Passage provided below:
The Chicago trip was terrific. We had an awesome time exploring the city (so many beautiful buildings!), enjoying the great weather on the beach, eating lots of Chicago-style pizza, and even checking out the aquarium. And Ray was the perfect host. I think we went there during the best weather of the year — mid 70s all weekend — but I’m going to pretend that that’s what it’s always like there :).
It’s concert season again: Paris Combo and Vienna Teng this past week, and then next weekend is the Pixies and Richard Shindell. On a related note, yesterday was horrible: I went all the way to the Fillmore to get tickets for three upcoming shows (The Tragically Hip, Gillian Welch, and Martin Sexton) since the Ticketmaster surcharge came out to a ridiculous $10 for each $25 ticket. The Fillmore’s box office is hardly ever open… just a couple of hours on Sunday afternoon, and then only when a show is actually going on. Anyway, traffic was bad and I made a wrong turn, and I finally got there in 45 minutes, at 4:02. Of course, the box office closed at 4pm. So the whole trip was worthless, and now I’m debating whether to suck up the TM charge, or try to go back next Sunday (and risk having one of the shows sell out).
Anyway, so then I came back home and found out that my laptop’s Linux partition was totally hosed. This is where I do all my research and stuff. So I freaked out for a while, and I’m still trying to fix it. On the plus side, it’s made me boot into Windows a lot more, so I’ve started recording this song I wrote this summer. It sounds pretty decent so far… definitely better than my last effort. Also on the plus side, it’s made me feel slightly less guilty about socializing and playing sports all weekend.
I better stop rambling.
End of Passage provided.
(Check your understanding):
A – Reproduce a portion of the passage above without alteration, beginning at the words "Anyway, so then" and stopping after the words "sports all weekend.".
B – In the passage above, what Ticketmaster surcharge applied to each $25 ticket?
Given records below:
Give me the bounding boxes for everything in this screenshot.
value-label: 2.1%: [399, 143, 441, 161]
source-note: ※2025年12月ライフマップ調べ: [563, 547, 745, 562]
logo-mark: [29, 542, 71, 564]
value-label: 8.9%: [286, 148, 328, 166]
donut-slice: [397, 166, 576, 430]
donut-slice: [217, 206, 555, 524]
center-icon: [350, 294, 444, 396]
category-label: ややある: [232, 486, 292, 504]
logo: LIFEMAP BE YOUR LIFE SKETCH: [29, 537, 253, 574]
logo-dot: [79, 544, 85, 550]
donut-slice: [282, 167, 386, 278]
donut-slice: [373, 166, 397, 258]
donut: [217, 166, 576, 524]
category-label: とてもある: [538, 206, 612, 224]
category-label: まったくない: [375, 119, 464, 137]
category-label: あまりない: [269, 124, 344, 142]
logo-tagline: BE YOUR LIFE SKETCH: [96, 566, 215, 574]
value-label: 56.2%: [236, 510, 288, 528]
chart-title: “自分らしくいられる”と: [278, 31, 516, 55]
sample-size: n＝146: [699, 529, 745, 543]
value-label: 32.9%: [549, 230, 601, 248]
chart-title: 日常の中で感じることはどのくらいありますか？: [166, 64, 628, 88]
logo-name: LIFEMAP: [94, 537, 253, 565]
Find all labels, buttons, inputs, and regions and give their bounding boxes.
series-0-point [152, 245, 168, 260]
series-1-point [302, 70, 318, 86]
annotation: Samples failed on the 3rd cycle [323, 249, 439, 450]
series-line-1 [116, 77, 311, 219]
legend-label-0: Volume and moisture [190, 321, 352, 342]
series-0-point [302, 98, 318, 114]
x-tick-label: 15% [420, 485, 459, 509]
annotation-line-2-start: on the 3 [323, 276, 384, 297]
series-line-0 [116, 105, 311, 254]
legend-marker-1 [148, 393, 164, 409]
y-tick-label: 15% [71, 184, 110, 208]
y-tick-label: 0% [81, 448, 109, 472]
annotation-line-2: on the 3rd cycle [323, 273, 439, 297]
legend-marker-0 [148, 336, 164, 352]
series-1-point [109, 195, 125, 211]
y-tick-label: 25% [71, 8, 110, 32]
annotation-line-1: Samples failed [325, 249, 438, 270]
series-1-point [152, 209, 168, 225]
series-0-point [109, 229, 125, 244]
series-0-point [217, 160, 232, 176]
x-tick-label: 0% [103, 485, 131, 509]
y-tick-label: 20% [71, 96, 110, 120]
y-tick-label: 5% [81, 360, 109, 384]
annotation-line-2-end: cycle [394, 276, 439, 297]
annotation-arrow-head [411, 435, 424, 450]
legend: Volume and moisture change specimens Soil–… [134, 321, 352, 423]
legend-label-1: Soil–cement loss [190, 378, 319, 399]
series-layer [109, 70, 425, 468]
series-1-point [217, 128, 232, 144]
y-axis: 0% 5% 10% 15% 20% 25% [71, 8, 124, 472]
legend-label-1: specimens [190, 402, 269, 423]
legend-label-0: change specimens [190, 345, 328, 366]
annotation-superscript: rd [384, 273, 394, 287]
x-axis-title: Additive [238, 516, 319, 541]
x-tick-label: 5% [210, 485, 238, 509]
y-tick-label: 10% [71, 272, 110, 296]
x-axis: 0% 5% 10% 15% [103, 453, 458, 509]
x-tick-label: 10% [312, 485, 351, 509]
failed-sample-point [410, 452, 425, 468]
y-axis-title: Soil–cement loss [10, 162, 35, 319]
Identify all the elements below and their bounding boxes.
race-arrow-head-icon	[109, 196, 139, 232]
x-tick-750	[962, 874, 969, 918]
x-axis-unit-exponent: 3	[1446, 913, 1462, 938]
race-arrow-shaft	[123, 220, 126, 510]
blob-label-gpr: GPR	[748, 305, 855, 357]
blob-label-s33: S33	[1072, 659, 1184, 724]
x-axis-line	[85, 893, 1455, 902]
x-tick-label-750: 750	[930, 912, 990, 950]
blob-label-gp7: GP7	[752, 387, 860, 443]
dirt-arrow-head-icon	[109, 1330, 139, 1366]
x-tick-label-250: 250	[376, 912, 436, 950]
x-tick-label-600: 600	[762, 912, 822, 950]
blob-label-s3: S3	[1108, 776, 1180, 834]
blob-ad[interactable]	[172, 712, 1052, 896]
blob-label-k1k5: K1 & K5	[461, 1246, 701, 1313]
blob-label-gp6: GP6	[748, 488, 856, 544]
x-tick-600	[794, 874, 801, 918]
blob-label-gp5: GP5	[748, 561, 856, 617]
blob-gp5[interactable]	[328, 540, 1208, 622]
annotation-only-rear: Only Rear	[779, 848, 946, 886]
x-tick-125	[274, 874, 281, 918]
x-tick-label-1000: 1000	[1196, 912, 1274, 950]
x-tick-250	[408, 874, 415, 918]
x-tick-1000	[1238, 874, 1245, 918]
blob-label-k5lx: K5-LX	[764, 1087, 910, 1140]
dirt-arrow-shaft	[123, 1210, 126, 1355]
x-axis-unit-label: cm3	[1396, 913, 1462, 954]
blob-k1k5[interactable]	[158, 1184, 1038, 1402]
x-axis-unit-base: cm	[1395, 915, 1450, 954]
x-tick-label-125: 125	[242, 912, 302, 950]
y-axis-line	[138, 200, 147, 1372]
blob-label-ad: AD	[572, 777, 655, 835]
End of Given records.
(Numbered answers):
A –
Anyway, so then I came back home and found out that my laptop’s Linux partition was totally hosed. This is where I do all my research and stuff. So I freaked out for a while, and I’m still trying to fix it. On the plus side, it’s made me boot into Windows a lot more, so I’ve started recording this song I wrote this summer. It sounds pretty decent so far… definitely better than my last effort. Also on the plus side, it’s made me feel slightly less guilty about socializing and playing sports all weekend.

B – The surcharge was $10 for each $25 ticket.